Extracted data entries:
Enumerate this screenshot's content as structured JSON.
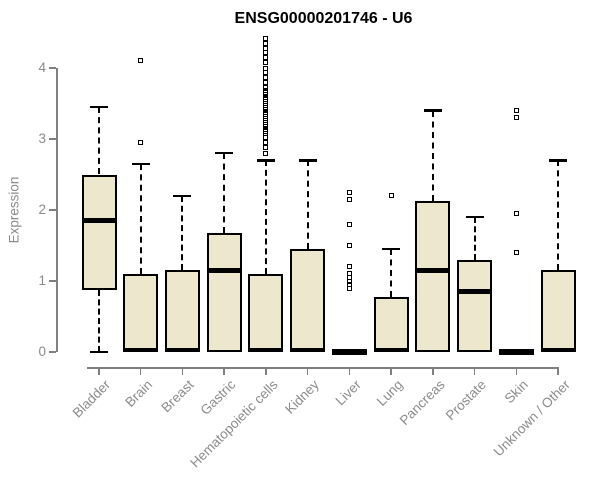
{
  "chart_data": {
    "type": "boxplot",
    "title": "ENSG00000201746 - U6",
    "ylabel": "Expression",
    "ylim": [
      0,
      4.45
    ],
    "yticks": [
      0,
      1,
      2,
      3,
      4
    ],
    "grid": false,
    "legend": null,
    "categories": [
      "Bladder",
      "Brain",
      "Breast",
      "Gastric",
      "Hematopoietic cells",
      "Kidney",
      "Liver",
      "Lung",
      "Pancreas",
      "Prostate",
      "Skin",
      "Unknown / Other"
    ],
    "boxes": [
      {
        "category": "Bladder",
        "whisker_low": 0,
        "q1": 0.88,
        "median": 1.85,
        "q3": 2.5,
        "whisker_high": 3.45,
        "outliers": []
      },
      {
        "category": "Brain",
        "whisker_low": 0,
        "q1": 0,
        "median": 0.03,
        "q3": 1.1,
        "whisker_high": 2.65,
        "outliers": [
          2.95,
          4.1
        ]
      },
      {
        "category": "Breast",
        "whisker_low": 0,
        "q1": 0,
        "median": 0.03,
        "q3": 1.15,
        "whisker_high": 2.2,
        "outliers": []
      },
      {
        "category": "Gastric",
        "whisker_low": 0,
        "q1": 0,
        "median": 1.15,
        "q3": 1.68,
        "whisker_high": 2.8,
        "outliers": []
      },
      {
        "category": "Hematopoietic cells",
        "whisker_low": 0,
        "q1": 0,
        "median": 0.03,
        "q3": 1.1,
        "whisker_high": 2.7,
        "outliers": [
          2.8,
          2.88,
          2.95,
          3.02,
          3.08,
          3.11,
          3.14,
          3.17,
          3.2,
          3.23,
          3.26,
          3.29,
          3.32,
          3.35,
          3.38,
          3.41,
          3.44,
          3.47,
          3.5,
          3.53,
          3.56,
          3.59,
          3.62,
          3.65,
          3.68,
          3.72,
          3.79,
          3.86,
          3.93,
          4.0,
          4.08,
          4.15,
          4.22,
          4.28,
          4.35,
          4.42
        ]
      },
      {
        "category": "Kidney",
        "whisker_low": 0,
        "q1": 0,
        "median": 0.03,
        "q3": 1.45,
        "whisker_high": 2.7,
        "outliers": []
      },
      {
        "category": "Liver",
        "whisker_low": 0,
        "q1": 0,
        "median": 0,
        "q3": 0,
        "whisker_high": 0,
        "outliers": [
          0.9,
          0.95,
          1.0,
          1.05,
          1.1,
          1.2,
          1.5,
          1.8,
          2.15,
          2.25
        ]
      },
      {
        "category": "Lung",
        "whisker_low": 0,
        "q1": 0,
        "median": 0.03,
        "q3": 0.78,
        "whisker_high": 1.45,
        "outliers": [
          2.2
        ]
      },
      {
        "category": "Pancreas",
        "whisker_low": 0,
        "q1": 0,
        "median": 1.15,
        "q3": 2.13,
        "whisker_high": 3.4,
        "outliers": []
      },
      {
        "category": "Prostate",
        "whisker_low": 0,
        "q1": 0,
        "median": 0.85,
        "q3": 1.3,
        "whisker_high": 1.9,
        "outliers": []
      },
      {
        "category": "Skin",
        "whisker_low": 0,
        "q1": 0,
        "median": 0,
        "q3": 0,
        "whisker_high": 0,
        "outliers": [
          1.4,
          1.95,
          3.3,
          3.4
        ]
      },
      {
        "category": "Unknown / Other",
        "whisker_low": 0,
        "q1": 0,
        "median": 0.03,
        "q3": 1.15,
        "whisker_high": 2.7,
        "outliers": []
      }
    ],
    "colors": {
      "box_fill": "#ECE7CD",
      "box_border": "#000000",
      "axis": "#7F7F7F",
      "tick_label": "#8B8B8B",
      "title": "#000000",
      "background": "#FFFFFF"
    }
  }
}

Problem | Set down all the entries exactly as they appear, but skip any pictures.

Exercise result |
Enumerate this screenshot's content as structured JSON.
{
  "chart_data": {
    "type": "boxplot",
    "title": "ENSG00000201746 - U6",
    "ylabel": "Expression",
    "ylim": [
      0,
      4.45
    ],
    "yticks": [
      0,
      1,
      2,
      3,
      4
    ],
    "grid": false,
    "legend": null,
    "categories": [
      "Bladder",
      "Brain",
      "Breast",
      "Gastric",
      "Hematopoietic cells",
      "Kidney",
      "Liver",
      "Lung",
      "Pancreas",
      "Prostate",
      "Skin",
      "Unknown / Other"
    ],
    "boxes": [
      {
        "category": "Bladder",
        "whisker_low": 0,
        "q1": 0.88,
        "median": 1.85,
        "q3": 2.5,
        "whisker_high": 3.45,
        "outliers": []
      },
      {
        "category": "Brain",
        "whisker_low": 0,
        "q1": 0,
        "median": 0.03,
        "q3": 1.1,
        "whisker_high": 2.65,
        "outliers": [
          2.95,
          4.1
        ]
      },
      {
        "category": "Breast",
        "whisker_low": 0,
        "q1": 0,
        "median": 0.03,
        "q3": 1.15,
        "whisker_high": 2.2,
        "outliers": []
      },
      {
        "category": "Gastric",
        "whisker_low": 0,
        "q1": 0,
        "median": 1.15,
        "q3": 1.68,
        "whisker_high": 2.8,
        "outliers": []
      },
      {
        "category": "Hematopoietic cells",
        "whisker_low": 0,
        "q1": 0,
        "median": 0.03,
        "q3": 1.1,
        "whisker_high": 2.7,
        "outliers": [
          2.8,
          2.88,
          2.95,
          3.02,
          3.08,
          3.11,
          3.14,
          3.17,
          3.2,
          3.23,
          3.26,
          3.29,
          3.32,
          3.35,
          3.38,
          3.41,
          3.44,
          3.47,
          3.5,
          3.53,
          3.56,
          3.59,
          3.62,
          3.65,
          3.68,
          3.72,
          3.79,
          3.86,
          3.93,
          4.0,
          4.08,
          4.15,
          4.22,
          4.28,
          4.35,
          4.42
        ]
      },
      {
        "category": "Kidney",
        "whisker_low": 0,
        "q1": 0,
        "median": 0.03,
        "q3": 1.45,
        "whisker_high": 2.7,
        "outliers": []
      },
      {
        "category": "Liver",
        "whisker_low": 0,
        "q1": 0,
        "median": 0,
        "q3": 0,
        "whisker_high": 0,
        "outliers": [
          0.9,
          0.95,
          1.0,
          1.05,
          1.1,
          1.2,
          1.5,
          1.8,
          2.15,
          2.25
        ]
      },
      {
        "category": "Lung",
        "whisker_low": 0,
        "q1": 0,
        "median": 0.03,
        "q3": 0.78,
        "whisker_high": 1.45,
        "outliers": [
          2.2
        ]
      },
      {
        "category": "Pancreas",
        "whisker_low": 0,
        "q1": 0,
        "median": 1.15,
        "q3": 2.13,
        "whisker_high": 3.4,
        "outliers": []
      },
      {
        "category": "Prostate",
        "whisker_low": 0,
        "q1": 0,
        "median": 0.85,
        "q3": 1.3,
        "whisker_high": 1.9,
        "outliers": []
      },
      {
        "category": "Skin",
        "whisker_low": 0,
        "q1": 0,
        "median": 0,
        "q3": 0,
        "whisker_high": 0,
        "outliers": [
          1.4,
          1.95,
          3.3,
          3.4
        ]
      },
      {
        "category": "Unknown / Other",
        "whisker_low": 0,
        "q1": 0,
        "median": 0.03,
        "q3": 1.15,
        "whisker_high": 2.7,
        "outliers": []
      }
    ],
    "colors": {
      "box_fill": "#ECE7CD",
      "box_border": "#000000",
      "axis": "#7F7F7F",
      "tick_label": "#8B8B8B",
      "title": "#000000",
      "background": "#FFFFFF"
    }
  }
}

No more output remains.